> [SUPPLIED MATERIAL]:

— START —

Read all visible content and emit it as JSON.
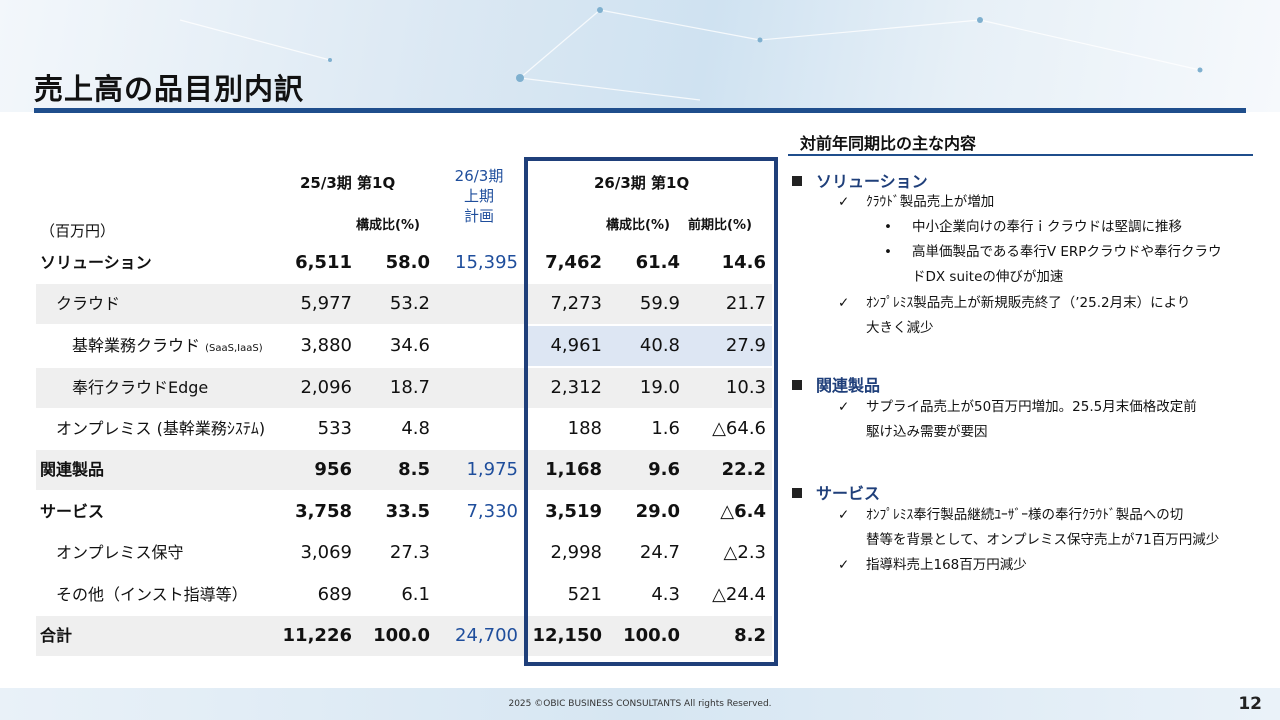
{
  "title": "売上高の品目別内訳",
  "page_number": "12",
  "footer": "2025 ©OBIC BUSINESS CONSULTANTS All rights Reserved.",
  "table": {
    "unit": "（百万円）",
    "header_prev": "25/3期 第1Q",
    "header_plan": [
      "26/3期",
      "上期",
      "計画"
    ],
    "header_curr": "26/3期 第1Q",
    "sub_ratio": "構成比(%)",
    "sub_yoy": "前期比(%)",
    "rows": [
      {
        "label": "ソリューション",
        "prev": "6,511",
        "prev_ratio": "58.0",
        "plan": "15,395",
        "curr": "7,462",
        "curr_ratio": "61.4",
        "yoy": "14.6"
      },
      {
        "label": "クラウド",
        "prev": "5,977",
        "prev_ratio": "53.2",
        "plan": "",
        "curr": "7,273",
        "curr_ratio": "59.9",
        "yoy": "21.7"
      },
      {
        "label": "基幹業務クラウド",
        "label_note": "(SaaS,IaaS)",
        "prev": "3,880",
        "prev_ratio": "34.6",
        "plan": "",
        "curr": "4,961",
        "curr_ratio": "40.8",
        "yoy": "27.9"
      },
      {
        "label": "奉行クラウドEdge",
        "prev": "2,096",
        "prev_ratio": "18.7",
        "plan": "",
        "curr": "2,312",
        "curr_ratio": "19.0",
        "yoy": "10.3"
      },
      {
        "label": "オンプレミス (基幹業務ｼｽﾃﾑ)",
        "prev": "533",
        "prev_ratio": "4.8",
        "plan": "",
        "curr": "188",
        "curr_ratio": "1.6",
        "yoy": "△64.6"
      },
      {
        "label": "関連製品",
        "prev": "956",
        "prev_ratio": "8.5",
        "plan": "1,975",
        "curr": "1,168",
        "curr_ratio": "9.6",
        "yoy": "22.2"
      },
      {
        "label": "サービス",
        "prev": "3,758",
        "prev_ratio": "33.5",
        "plan": "7,330",
        "curr": "3,519",
        "curr_ratio": "29.0",
        "yoy": "△6.4"
      },
      {
        "label": "オンプレミス保守",
        "prev": "3,069",
        "prev_ratio": "27.3",
        "plan": "",
        "curr": "2,998",
        "curr_ratio": "24.7",
        "yoy": "△2.3"
      },
      {
        "label": "その他（インスト指導等）",
        "prev": "689",
        "prev_ratio": "6.1",
        "plan": "",
        "curr": "521",
        "curr_ratio": "4.3",
        "yoy": "△24.4"
      },
      {
        "label": "合計",
        "prev": "11,226",
        "prev_ratio": "100.0",
        "plan": "24,700",
        "curr": "12,150",
        "curr_ratio": "100.0",
        "yoy": "8.2"
      }
    ]
  },
  "panel": {
    "title": "対前年同期比の主な内容",
    "sec1": {
      "title": "ソリューション",
      "b1": "ｸﾗｳﾄﾞ製品売上が増加",
      "b1a": "中小企業向けの奉行ｉクラウドは堅調に推移",
      "b1b_l1": "高単価製品である奉行V ERPクラウドや奉行クラウ",
      "b1b_l2": "ドDX suiteの伸びが加速",
      "b2_l1": "ｵﾝﾌﾟﾚﾐｽ製品売上が新規販売終了（’25.2月末）により",
      "b2_l2": "大きく減少"
    },
    "sec2": {
      "title": "関連製品",
      "b1_l1": "サプライ品売上が50百万円増加。25.5月末価格改定前",
      "b1_l2": "駆け込み需要が要因"
    },
    "sec3": {
      "title": "サービス",
      "b1_l1": "ｵﾝﾌﾟﾚﾐｽ奉行製品継続ﾕｰｻﾞｰ様の奉行ｸﾗｳﾄﾞ製品への切",
      "b1_l2": "替等を背景として、オンプレミス保守売上が71百万円減少",
      "b2": "指導料売上168百万円減少"
    }
  },
  "colors": {
    "accent": "#1f4e8c",
    "box": "#1f3f7a",
    "plan_text": "#1f4e9c",
    "row_shade": "#efefef",
    "hl_shade": "#dde6f3"
  }
}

— END —

> [THE REQUEST]: All of the entries above should be copied exactly, except for the pictures.

> [SOLUTION FOR THIS PROBLEM]:
Read all visible content and emit it as JSON.
{
  "title": "売上高の品目別内訳",
  "page_number": "12",
  "footer": "2025 ©OBIC BUSINESS CONSULTANTS All rights Reserved.",
  "table": {
    "unit": "（百万円）",
    "header_prev": "25/3期 第1Q",
    "header_plan": [
      "26/3期",
      "上期",
      "計画"
    ],
    "header_curr": "26/3期 第1Q",
    "sub_ratio": "構成比(%)",
    "sub_yoy": "前期比(%)",
    "rows": [
      {
        "label": "ソリューション",
        "prev": "6,511",
        "prev_ratio": "58.0",
        "plan": "15,395",
        "curr": "7,462",
        "curr_ratio": "61.4",
        "yoy": "14.6"
      },
      {
        "label": "クラウド",
        "prev": "5,977",
        "prev_ratio": "53.2",
        "plan": "",
        "curr": "7,273",
        "curr_ratio": "59.9",
        "yoy": "21.7"
      },
      {
        "label": "基幹業務クラウド",
        "label_note": "(SaaS,IaaS)",
        "prev": "3,880",
        "prev_ratio": "34.6",
        "plan": "",
        "curr": "4,961",
        "curr_ratio": "40.8",
        "yoy": "27.9"
      },
      {
        "label": "奉行クラウドEdge",
        "prev": "2,096",
        "prev_ratio": "18.7",
        "plan": "",
        "curr": "2,312",
        "curr_ratio": "19.0",
        "yoy": "10.3"
      },
      {
        "label": "オンプレミス (基幹業務ｼｽﾃﾑ)",
        "prev": "533",
        "prev_ratio": "4.8",
        "plan": "",
        "curr": "188",
        "curr_ratio": "1.6",
        "yoy": "△64.6"
      },
      {
        "label": "関連製品",
        "prev": "956",
        "prev_ratio": "8.5",
        "plan": "1,975",
        "curr": "1,168",
        "curr_ratio": "9.6",
        "yoy": "22.2"
      },
      {
        "label": "サービス",
        "prev": "3,758",
        "prev_ratio": "33.5",
        "plan": "7,330",
        "curr": "3,519",
        "curr_ratio": "29.0",
        "yoy": "△6.4"
      },
      {
        "label": "オンプレミス保守",
        "prev": "3,069",
        "prev_ratio": "27.3",
        "plan": "",
        "curr": "2,998",
        "curr_ratio": "24.7",
        "yoy": "△2.3"
      },
      {
        "label": "その他（インスト指導等）",
        "prev": "689",
        "prev_ratio": "6.1",
        "plan": "",
        "curr": "521",
        "curr_ratio": "4.3",
        "yoy": "△24.4"
      },
      {
        "label": "合計",
        "prev": "11,226",
        "prev_ratio": "100.0",
        "plan": "24,700",
        "curr": "12,150",
        "curr_ratio": "100.0",
        "yoy": "8.2"
      }
    ]
  },
  "panel": {
    "title": "対前年同期比の主な内容",
    "sec1": {
      "title": "ソリューション",
      "b1": "ｸﾗｳﾄﾞ製品売上が増加",
      "b1a": "中小企業向けの奉行ｉクラウドは堅調に推移",
      "b1b_l1": "高単価製品である奉行V ERPクラウドや奉行クラウ",
      "b1b_l2": "ドDX suiteの伸びが加速",
      "b2_l1": "ｵﾝﾌﾟﾚﾐｽ製品売上が新規販売終了（’25.2月末）により",
      "b2_l2": "大きく減少"
    },
    "sec2": {
      "title": "関連製品",
      "b1_l1": "サプライ品売上が50百万円増加。25.5月末価格改定前",
      "b1_l2": "駆け込み需要が要因"
    },
    "sec3": {
      "title": "サービス",
      "b1_l1": "ｵﾝﾌﾟﾚﾐｽ奉行製品継続ﾕｰｻﾞｰ様の奉行ｸﾗｳﾄﾞ製品への切",
      "b1_l2": "替等を背景として、オンプレミス保守売上が71百万円減少",
      "b2": "指導料売上168百万円減少"
    }
  },
  "colors": {
    "accent": "#1f4e8c",
    "box": "#1f3f7a",
    "plan_text": "#1f4e9c",
    "row_shade": "#efefef",
    "hl_shade": "#dde6f3"
  }
}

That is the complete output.